▶ RECORDS SUPPLIED:

◇ ◇ ◇

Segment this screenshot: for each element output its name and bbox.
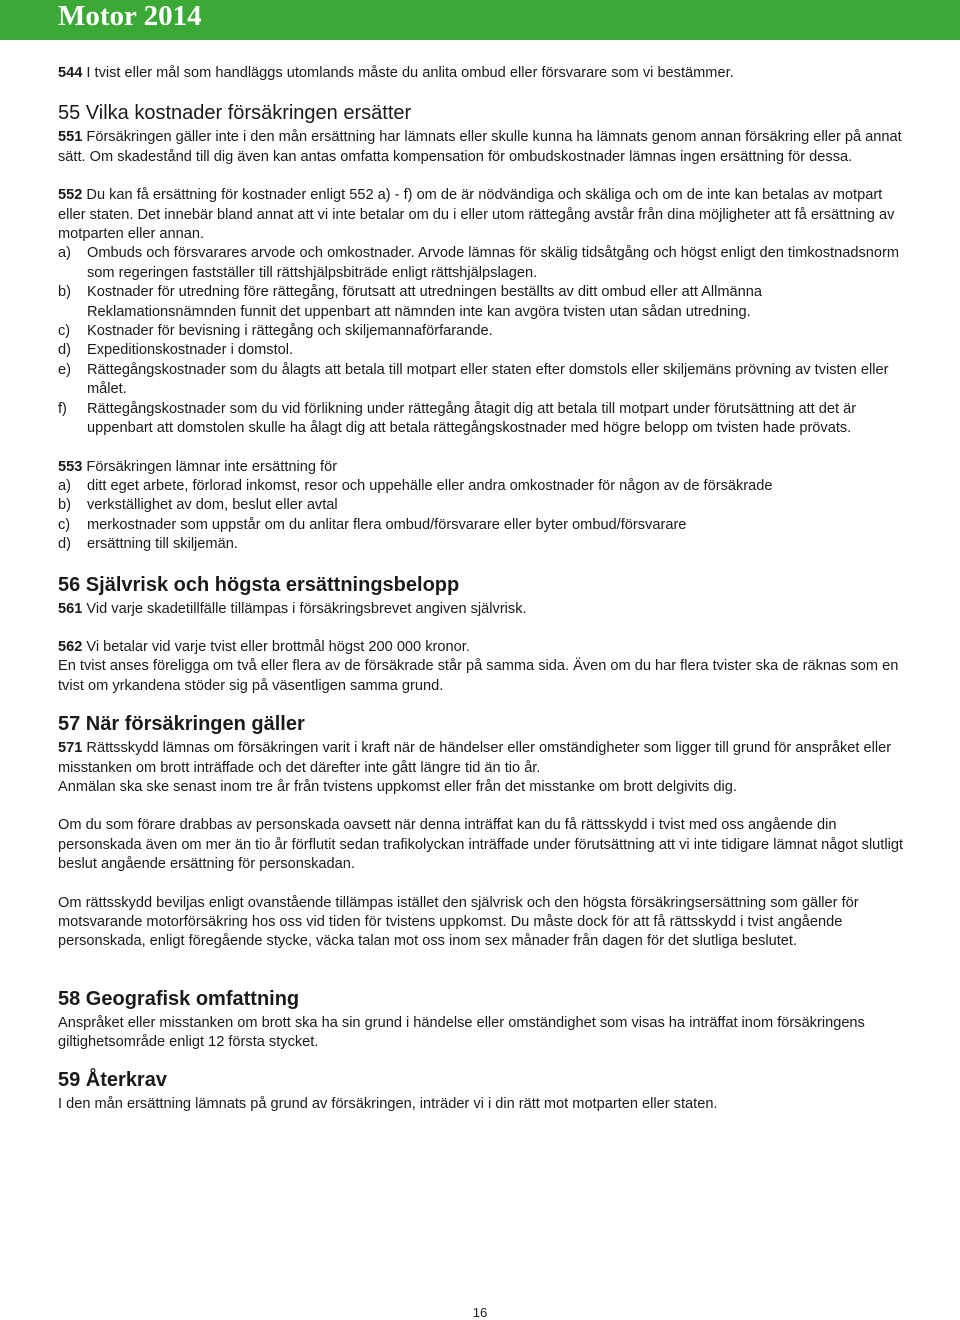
list-item-label: c) [58, 323, 71, 340]
list-item [58, 283, 908, 322]
section-heading-57: 57 När försäkringen gäller [58, 713, 305, 736]
clause-552 [58, 186, 908, 244]
list-item [58, 361, 908, 400]
list-item-label: b) [58, 284, 71, 301]
clause-561 [58, 600, 908, 619]
list-item [58, 322, 908, 341]
paragraph-personskada: Om du som förare drabbas av personskada oavsett när denna inträffat kan du få rättsskydd i tvist med oss angående din personskada även om mer än tio år förflutit sedan trafikolyckan inträffade under förutsättning att vi inte tidigare lämnat något slutligt beslut angående ersättning för personskadan. [58, 817, 904, 873]
clause-number: 571 [58, 740, 83, 757]
list-item-text: ditt eget arbete, förlorad inkomst, resor och uppehälle eller andra omkostnader för någon av de försäkrade [87, 477, 773, 494]
clause-number: 562 [58, 638, 83, 655]
clause-text: I tvist eller mål som handläggs utomlands måste du anlita ombud eller försvarare som vi bestämmer. [82, 65, 734, 81]
list-item-label: a) [58, 477, 71, 494]
list-item-text: Ombuds och försvarares arvode och omkostnader. Arvode lämnas för skälig tidsåtgång och högst enligt den timkostnadsnorm som regeringen fastställer till rättshjälpsbiträde enligt rättshjälpslagen. [87, 245, 900, 281]
list-item-label: c) [58, 516, 71, 533]
section-heading-59: 59 Återkrav [58, 1068, 167, 1091]
list-item [58, 496, 908, 515]
paragraph-aterkrav: I den mån ersättning lämnats på grund av försäkringen, inträder vi i din rätt mot motparten eller staten. [58, 1095, 718, 1112]
list-item [58, 516, 908, 535]
clause-number: 551 [58, 129, 83, 146]
header-title: Motor 2014 [58, 0, 202, 32]
list-item-label: d) [58, 536, 71, 553]
paragraph-geografisk: Anspråket eller misstanken om brott ska ha sin grund i händelse eller omständighet som visas ha inträffat inom försäkringens giltighetsområde enligt 12 första stycket. [58, 1014, 865, 1051]
section-heading-55: 55 Vilka kostnader försäkringen ersätter [58, 102, 412, 125]
clause-562 [58, 638, 908, 657]
list-item-text: merkostnader som uppstår om du anlitar flera ombud/försvarare eller byter ombud/försvarare [87, 516, 687, 533]
document-body [58, 64, 908, 1114]
list-item-label: b) [58, 497, 71, 514]
clause-number: 553 [58, 458, 83, 475]
clause-551 [58, 128, 908, 167]
clause-text: Försäkringen lämnar inte ersättning för [82, 458, 338, 475]
list-item-label: f) [58, 400, 67, 417]
clause-number: 544 [58, 65, 83, 81]
list-item [58, 244, 908, 283]
clause-number: 561 [58, 600, 83, 617]
list-item [58, 341, 908, 360]
list-item-text: Expeditionskostnader i domstol. [87, 342, 294, 359]
list-item [58, 477, 908, 496]
page-number: 16 [472, 1305, 488, 1320]
list-item-label: d) [58, 342, 71, 359]
section-heading-56: 56 Självrisk och högsta ersättningsbelopp [58, 573, 460, 596]
clause-number: 552 [58, 187, 83, 204]
list-item-text: verkställighet av dom, beslut eller avtal [87, 497, 338, 514]
clause-562-paragraph: En tvist anses föreligga om två eller flera av de försäkrade står på samma sida. Även om du har flera tvister ska de räknas som en tvist om yrkandena stöder sig på väsentligen samma grund. [58, 658, 899, 694]
clause-571 [58, 739, 908, 778]
clause-text: Du kan få ersättning för kostnader enligt 552 a) - f) om de är nödvändiga och skäliga och om de inte kan betalas av motpart eller staten. Det innebär bland annat att vi inte betalar om du i eller utom rättegång avstår från dina möjligheter att få ersättning av motparten eller annan. [58, 187, 895, 243]
clause-544 [58, 64, 908, 83]
list-item-text: Kostnader för utredning före rättegång, förutsatt att utredningen beställts av ditt ombud eller att Allmänna Reklamationsnämnden funnit det uppenbart att nämnden inte kan avgöra tvisten utan sådan utredning. [87, 284, 762, 320]
list-item [58, 535, 908, 554]
list-553 [58, 477, 908, 555]
clause-text: Vi betalar vid varje tvist eller brottmål högst 200 000 kronor. [82, 638, 470, 655]
clause-text: Rättsskydd lämnas om försäkringen varit i kraft när de händelser eller omständigheter som ligger till grund för anspråket eller misstanken om brott inträffade och det därefter inte gått längre tid än tio år. [58, 740, 892, 776]
list-item-text: Rättegångskostnader som du ålagts att betala till motpart eller staten efter domstols eller skiljemäns prövning av tvisten eller målet. [87, 361, 889, 398]
list-item-text: ersättning till skiljemän. [87, 536, 238, 553]
section-heading-58: 58 Geografisk omfattning [58, 987, 300, 1010]
list-item-text: Rättegångskostnader som du vid förlikning under rättegång åtagit dig att betala till motpart under förutsättning att det är uppenbart att domstolen skulle ha ålagt dig att betala rättegångskostnader med högre belopp om tvisten hade prövats. [87, 400, 857, 437]
clause-text: Försäkringen gäller inte i den mån ersättning har lämnats eller skulle kunna ha lämnats genom annan försäkring eller på annat sätt. Om skadestånd till dig även kan antas omfatta kompensation för ombudskostnader lämnas ingen ersättning för dessa. [58, 129, 902, 165]
list-552 [58, 244, 908, 438]
list-item-label: e) [58, 361, 71, 378]
paragraph-rattsskydd: Om rättsskydd beviljas enligt ovanstående tillämpas istället den självrisk och den högsta försäkringsersättning som gäller för motsvarande motorförsäkring hos oss vid tiden för tvistens uppkomst. Du måste dock för att få rättsskydd i tvist angående personskada, enligt föregående stycke, väcka talan mot oss inom sex månader från dagen för det slutliga beslutet. [58, 894, 859, 950]
list-item [58, 400, 908, 439]
clause-553 [58, 458, 908, 477]
clause-571-paragraph: Anmälan ska ske senast inom tre år från tvistens uppkomst eller från det misstanke om brott delgivits dig. [58, 778, 737, 795]
list-item-label: a) [58, 245, 71, 262]
page-header [0, 0, 960, 40]
clause-text: Vid varje skadetillfälle tillämpas i försäkringsbrevet angiven självrisk. [82, 600, 527, 617]
list-item-text: Kostnader för bevisning i rättegång och skiljemannaförfarande. [87, 323, 493, 340]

◇ ◇ ◇

Lines that contain the string "header" should be copied from the material above.

▶ OUTPUT OF THE TASK:
header-title: Motor 2014 [58, 0, 202, 32]
page-header [0, 0, 960, 40]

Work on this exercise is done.